Set problem:
Repeat every record below exactly, omitting any pictures.

Data lines:

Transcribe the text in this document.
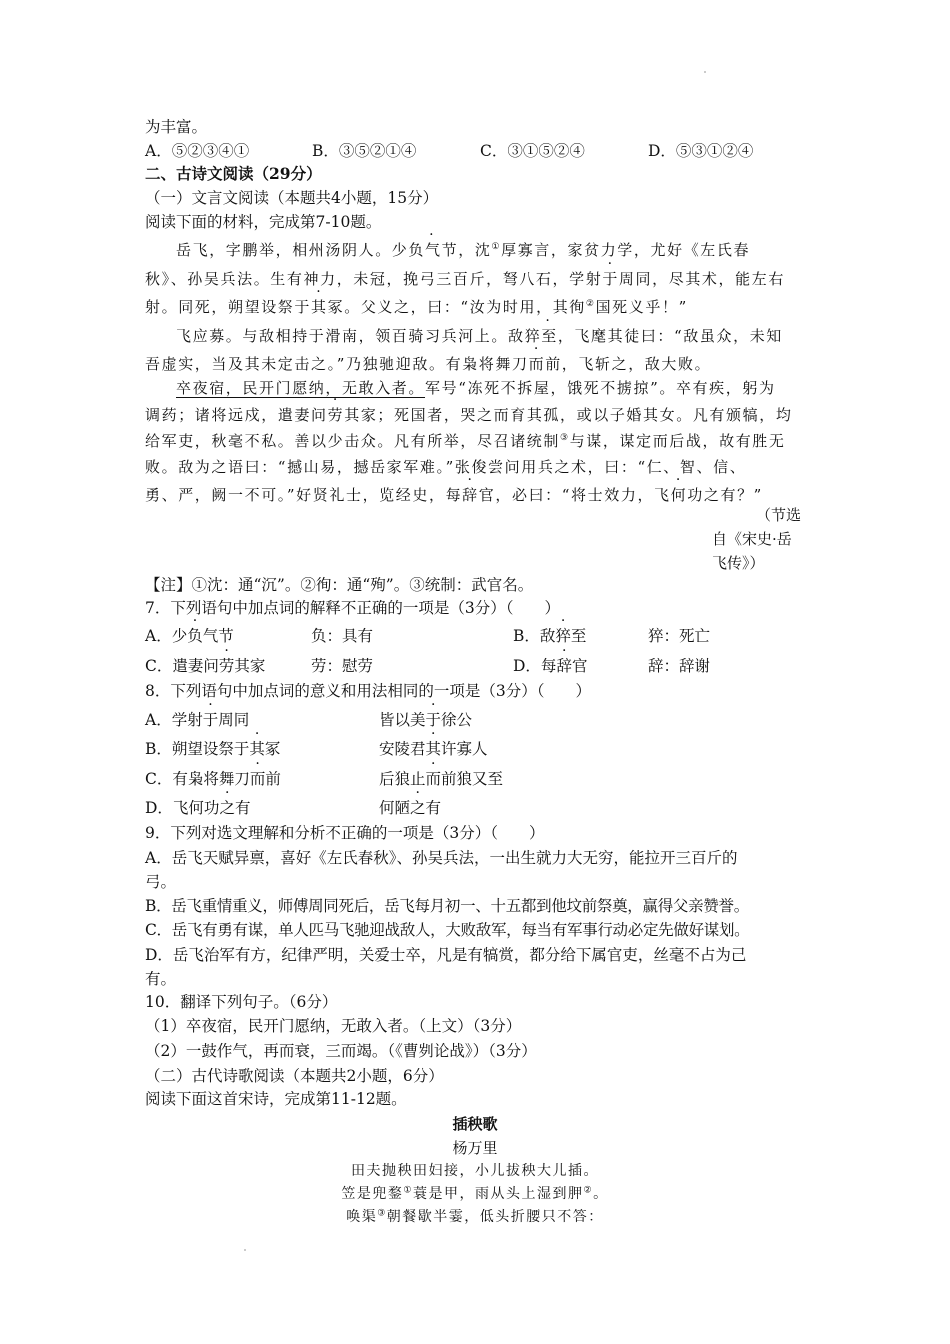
为丰富。
A．⑤②③④①	B．③⑤②①④	C．③①⑤②④	D．⑤③①②④
二、古诗文阅读（29分）
（一）文言文阅读（本题共4小题，15分）
阅读下面的材料，完成第7-10题。
岳飞，字鹏举，相州汤阴人。少负气节，沈①厚寡言，家贫力学，尤好《左氏春
秋》、孙吴兵法。生有神力，未冠，挽弓三百斤，弩八石，学射于周同，尽其术，能左右
射。同死，朔望设祭于其冢。父义之，曰：“汝为时用，其徇②国死义乎！”
飞应募。与敌相持于滑南，领百骑习兵河上。敌猝至，飞麾其徒曰：“敌虽众，未知
吾虚实，当及其未定击之。”乃独驰迎敌。有枭将舞刀而前，飞斩之，敌大败。
卒夜宿，民开门愿纳，无敢入者。军号“冻死不拆屋，饿死不掳掠”。卒有疾，躬为
调药；诸将远戍，遣妻问劳其家；死国者，哭之而育其孤，或以子婚其女。凡有颁犒，均
给军吏，秋毫不私。善以少击众。凡有所举，尽召诸统制③与谋，谋定而后战，故有胜无
败。敌为之语曰：“撼山易，撼岳家军难。”张俊尝问用兵之术，曰：“仁、智、信、
勇、严，阙一不可。”好贤礼士，览经史，每辞官，必曰：“将士效力，飞何功之有？”
（节选
自《宋史·岳
飞传》）
【注】①沈：通“沉”。②徇：通“殉”。③统制：武官名。
7．下列语句中加点词的解释不正确的一项是（3分）（　　）
A．少负气节	负：具有	B．敌猝至	猝：死亡
C．遣妻问劳其家	劳：慰劳	D．每辞官	辞：辞谢
8．下列语句中加点词的意义和用法相同的一项是（3分）（　　）
A．学射于周同	皆以美于徐公
B．朔望设祭于其冢	安陵君其许寡人
C．有枭将舞刀而前	后狼止而前狼又至
D．飞何功之有	何陋之有
9．下列对选文理解和分析不正确的一项是（3分）（　　）
A．岳飞天赋异禀，喜好《左氏春秋》、孙吴兵法，一出生就力大无穷，能拉开三百斤的
弓。
B．岳飞重情重义，师傅周同死后，岳飞每月初一、十五都到他坟前祭奠，赢得父亲赞誉。
C．岳飞有勇有谋，单人匹马飞驰迎战敌人，大败敌军，每当有军事行动必定先做好谋划。
D．岳飞治军有方，纪律严明，关爱士卒，凡是有犒赏，都分给下属官吏，丝毫不占为己
有。
10．翻译下列句子。（6分）
（1）卒夜宿，民开门愿纳，无敢入者。（上文）（3分）
（2）一鼓作气，再而衰，三而竭。（《曹刿论战》）（3分）
（二）古代诗歌阅读（本题共2小题，6分）
阅读下面这首宋诗，完成第11-12题。
插秧歌
杨万里
田夫抛秧田妇接，小儿拔秧大儿插。
笠是兜鍪①蓑是甲，雨从头上湿到胛②。
唤渠③朝餐歇半霎，低头折腰只不答：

Exercise output:
Transcribe the text in this document.
为丰富。
A．⑤②③④①	B．③⑤②①④	C．③①⑤②④	D．⑤③①②④
二、古诗文阅读（29分）
（一）文言文阅读（本题共4小题，15分）
阅读下面的材料，完成第7-10题。
岳飞，字鹏举，相州汤阴人。少负气节，沈①厚寡言，家贫力学，尤好《左氏春
秋》、孙吴兵法。生有神力，未冠，挽弓三百斤，弩八石，学射于周同，尽其术，能左右
射。同死，朔望设祭于其冢。父义之，曰：“汝为时用，其徇②国死义乎！”
飞应募。与敌相持于滑南，领百骑习兵河上。敌猝至，飞麾其徒曰：“敌虽众，未知
吾虚实，当及其未定击之。”乃独驰迎敌。有枭将舞刀而前，飞斩之，敌大败。
卒夜宿，民开门愿纳，无敢入者。军号“冻死不拆屋，饿死不掳掠”。卒有疾，躬为
调药；诸将远戍，遣妻问劳其家；死国者，哭之而育其孤，或以子婚其女。凡有颁犒，均
给军吏，秋毫不私。善以少击众。凡有所举，尽召诸统制③与谋，谋定而后战，故有胜无
败。敌为之语曰：“撼山易，撼岳家军难。”张俊尝问用兵之术，曰：“仁、智、信、
勇、严，阙一不可。”好贤礼士，览经史，每辞官，必曰：“将士效力，飞何功之有？”
（节选
自《宋史·岳
飞传》）
【注】①沈：通“沉”。②徇：通“殉”。③统制：武官名。
7．下列语句中加点词的解释不正确的一项是（3分）（　　）
A．少负气节	负：具有	B．敌猝至	猝：死亡
C．遣妻问劳其家	劳：慰劳	D．每辞官	辞：辞谢
8．下列语句中加点词的意义和用法相同的一项是（3分）（　　）
A．学射于周同	皆以美于徐公
B．朔望设祭于其冢	安陵君其许寡人
C．有枭将舞刀而前	后狼止而前狼又至
D．飞何功之有	何陋之有
9．下列对选文理解和分析不正确的一项是（3分）（　　）
A．岳飞天赋异禀，喜好《左氏春秋》、孙吴兵法，一出生就力大无穷，能拉开三百斤的
弓。
B．岳飞重情重义，师傅周同死后，岳飞每月初一、十五都到他坟前祭奠，赢得父亲赞誉。
C．岳飞有勇有谋，单人匹马飞驰迎战敌人，大败敌军，每当有军事行动必定先做好谋划。
D．岳飞治军有方，纪律严明，关爱士卒，凡是有犒赏，都分给下属官吏，丝毫不占为己
有。
10．翻译下列句子。（6分）
（1）卒夜宿，民开门愿纳，无敢入者。（上文）（3分）
（2）一鼓作气，再而衰，三而竭。（《曹刿论战》）（3分）
（二）古代诗歌阅读（本题共2小题，6分）
阅读下面这首宋诗，完成第11-12题。
插秧歌
杨万里
田夫抛秧田妇接，小儿拔秧大儿插。
笠是兜鍪①蓑是甲，雨从头上湿到胛②。
唤渠③朝餐歇半霎，低头折腰只不答：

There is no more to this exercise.